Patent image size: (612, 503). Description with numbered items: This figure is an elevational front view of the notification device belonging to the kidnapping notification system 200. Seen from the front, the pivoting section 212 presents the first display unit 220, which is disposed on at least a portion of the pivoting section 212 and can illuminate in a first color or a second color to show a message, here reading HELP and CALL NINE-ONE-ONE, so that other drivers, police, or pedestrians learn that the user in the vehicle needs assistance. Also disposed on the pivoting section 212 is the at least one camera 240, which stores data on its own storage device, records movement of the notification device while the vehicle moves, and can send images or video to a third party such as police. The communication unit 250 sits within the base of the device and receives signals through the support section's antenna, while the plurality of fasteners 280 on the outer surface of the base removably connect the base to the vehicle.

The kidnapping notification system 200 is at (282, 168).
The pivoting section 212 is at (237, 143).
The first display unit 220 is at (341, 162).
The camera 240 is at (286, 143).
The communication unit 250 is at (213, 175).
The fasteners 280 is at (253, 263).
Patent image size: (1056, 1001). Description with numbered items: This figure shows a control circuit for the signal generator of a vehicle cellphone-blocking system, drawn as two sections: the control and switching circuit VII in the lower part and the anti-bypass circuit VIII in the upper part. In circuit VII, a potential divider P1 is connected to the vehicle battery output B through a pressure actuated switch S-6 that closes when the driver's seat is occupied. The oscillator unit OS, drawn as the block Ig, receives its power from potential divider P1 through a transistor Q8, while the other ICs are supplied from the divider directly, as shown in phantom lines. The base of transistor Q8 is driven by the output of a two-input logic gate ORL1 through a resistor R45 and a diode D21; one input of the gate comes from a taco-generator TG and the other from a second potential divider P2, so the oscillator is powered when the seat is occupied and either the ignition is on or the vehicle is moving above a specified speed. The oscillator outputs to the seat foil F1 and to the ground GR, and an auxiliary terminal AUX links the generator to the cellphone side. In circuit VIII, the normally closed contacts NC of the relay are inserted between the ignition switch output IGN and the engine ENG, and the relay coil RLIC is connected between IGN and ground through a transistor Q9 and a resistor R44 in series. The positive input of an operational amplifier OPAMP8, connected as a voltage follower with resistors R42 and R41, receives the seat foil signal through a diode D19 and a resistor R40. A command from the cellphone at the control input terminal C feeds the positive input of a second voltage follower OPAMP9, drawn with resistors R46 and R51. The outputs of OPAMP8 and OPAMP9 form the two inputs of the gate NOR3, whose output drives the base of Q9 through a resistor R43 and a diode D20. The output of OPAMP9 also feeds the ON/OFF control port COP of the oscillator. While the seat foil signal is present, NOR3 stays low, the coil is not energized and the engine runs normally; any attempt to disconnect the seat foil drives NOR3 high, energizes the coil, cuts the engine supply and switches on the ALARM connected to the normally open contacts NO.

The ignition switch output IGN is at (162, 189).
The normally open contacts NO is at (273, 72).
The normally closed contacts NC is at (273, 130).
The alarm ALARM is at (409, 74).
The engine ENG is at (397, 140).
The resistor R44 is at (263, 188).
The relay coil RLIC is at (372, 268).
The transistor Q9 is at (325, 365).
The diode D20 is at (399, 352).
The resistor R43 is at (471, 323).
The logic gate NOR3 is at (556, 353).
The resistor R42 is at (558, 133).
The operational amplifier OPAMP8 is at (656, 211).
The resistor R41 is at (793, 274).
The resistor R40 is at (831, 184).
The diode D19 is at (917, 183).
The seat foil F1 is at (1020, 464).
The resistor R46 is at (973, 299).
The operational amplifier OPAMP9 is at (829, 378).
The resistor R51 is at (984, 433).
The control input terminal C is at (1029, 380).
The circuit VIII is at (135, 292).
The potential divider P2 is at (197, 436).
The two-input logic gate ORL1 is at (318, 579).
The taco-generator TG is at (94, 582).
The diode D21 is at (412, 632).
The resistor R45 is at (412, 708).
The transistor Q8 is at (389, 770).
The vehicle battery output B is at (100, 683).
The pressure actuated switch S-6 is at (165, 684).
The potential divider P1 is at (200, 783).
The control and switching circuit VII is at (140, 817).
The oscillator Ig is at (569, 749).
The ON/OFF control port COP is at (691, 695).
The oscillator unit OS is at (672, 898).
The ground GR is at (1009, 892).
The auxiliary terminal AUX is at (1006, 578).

┄┄┄┄┄┄┄┄┄┄┄┄┄┄┄┄┄┄┄┄

| Aim |
Reproduce every one of the lines above verbatim, with no alteration.

| Answer below |
Patent image size: (612, 503). Description with numbered items: This figure is an elevational front view of the notification device belonging to the kidnapping notification system 200. Seen from the front, the pivoting section 212 presents the first display unit 220, which is disposed on at least a portion of the pivoting section 212 and can illuminate in a first color or a second color to show a message, here reading HELP and CALL NINE-ONE-ONE, so that other drivers, police, or pedestrians learn that the user in the vehicle needs assistance. Also disposed on the pivoting section 212 is the at least one camera 240, which stores data on its own storage device, records movement of the notification device while the vehicle moves, and can send images or video to a third party such as police. The communication unit 250 sits within the base of the device and receives signals through the support section's antenna, while the plurality of fasteners 280 on the outer surface of the base removably connect the base to the vehicle.

The kidnapping notification system 200 is at (282, 168).
The pivoting section 212 is at (237, 143).
The first display unit 220 is at (341, 162).
The camera 240 is at (286, 143).
The communication unit 250 is at (213, 175).
The fasteners 280 is at (253, 263).
Patent image size: (1056, 1001). Description with numbered items: This figure shows a control circuit for the signal generator of a vehicle cellphone-blocking system, drawn as two sections: the control and switching circuit VII in the lower part and the anti-bypass circuit VIII in the upper part. In circuit VII, a potential divider P1 is connected to the vehicle battery output B through a pressure actuated switch S-6 that closes when the driver's seat is occupied. The oscillator unit OS, drawn as the block Ig, receives its power from potential divider P1 through a transistor Q8, while the other ICs are supplied from the divider directly, as shown in phantom lines. The base of transistor Q8 is driven by the output of a two-input logic gate ORL1 through a resistor R45 and a diode D21; one input of the gate comes from a taco-generator TG and the other from a second potential divider P2, so the oscillator is powered when the seat is occupied and either the ignition is on or the vehicle is moving above a specified speed. The oscillator outputs to the seat foil F1 and to the ground GR, and an auxiliary terminal AUX links the generator to the cellphone side. In circuit VIII, the normally closed contacts NC of the relay are inserted between the ignition switch output IGN and the engine ENG, and the relay coil RLIC is connected between IGN and ground through a transistor Q9 and a resistor R44 in series. The positive input of an operational amplifier OPAMP8, connected as a voltage follower with resistors R42 and R41, receives the seat foil signal through a diode D19 and a resistor R40. A command from the cellphone at the control input terminal C feeds the positive input of a second voltage follower OPAMP9, drawn with resistors R46 and R51. The outputs of OPAMP8 and OPAMP9 form the two inputs of the gate NOR3, whose output drives the base of Q9 through a resistor R43 and a diode D20. The output of OPAMP9 also feeds the ON/OFF control port COP of the oscillator. While the seat foil signal is present, NOR3 stays low, the coil is not energized and the engine runs normally; any attempt to disconnect the seat foil drives NOR3 high, energizes the coil, cuts the engine supply and switches on the ALARM connected to the normally open contacts NO.

The ignition switch output IGN is at (162, 189).
The normally open contacts NO is at (273, 72).
The normally closed contacts NC is at (273, 130).
The alarm ALARM is at (409, 74).
The engine ENG is at (397, 140).
The resistor R44 is at (263, 188).
The relay coil RLIC is at (372, 268).
The transistor Q9 is at (325, 365).
The diode D20 is at (399, 352).
The resistor R43 is at (471, 323).
The logic gate NOR3 is at (556, 353).
The resistor R42 is at (558, 133).
The operational amplifier OPAMP8 is at (656, 211).
The resistor R41 is at (793, 274).
The resistor R40 is at (831, 184).
The diode D19 is at (917, 183).
The seat foil F1 is at (1020, 464).
The resistor R46 is at (973, 299).
The operational amplifier OPAMP9 is at (829, 378).
The resistor R51 is at (984, 433).
The control input terminal C is at (1029, 380).
The circuit VIII is at (135, 292).
The potential divider P2 is at (197, 436).
The two-input logic gate ORL1 is at (318, 579).
The taco-generator TG is at (94, 582).
The diode D21 is at (412, 632).
The resistor R45 is at (412, 708).
The transistor Q8 is at (389, 770).
The vehicle battery output B is at (100, 683).
The pressure actuated switch S-6 is at (165, 684).
The potential divider P1 is at (200, 783).
The control and switching circuit VII is at (140, 817).
The oscillator Ig is at (569, 749).
The ON/OFF control port COP is at (691, 695).
The oscillator unit OS is at (672, 898).
The ground GR is at (1009, 892).
The auxiliary terminal AUX is at (1006, 578).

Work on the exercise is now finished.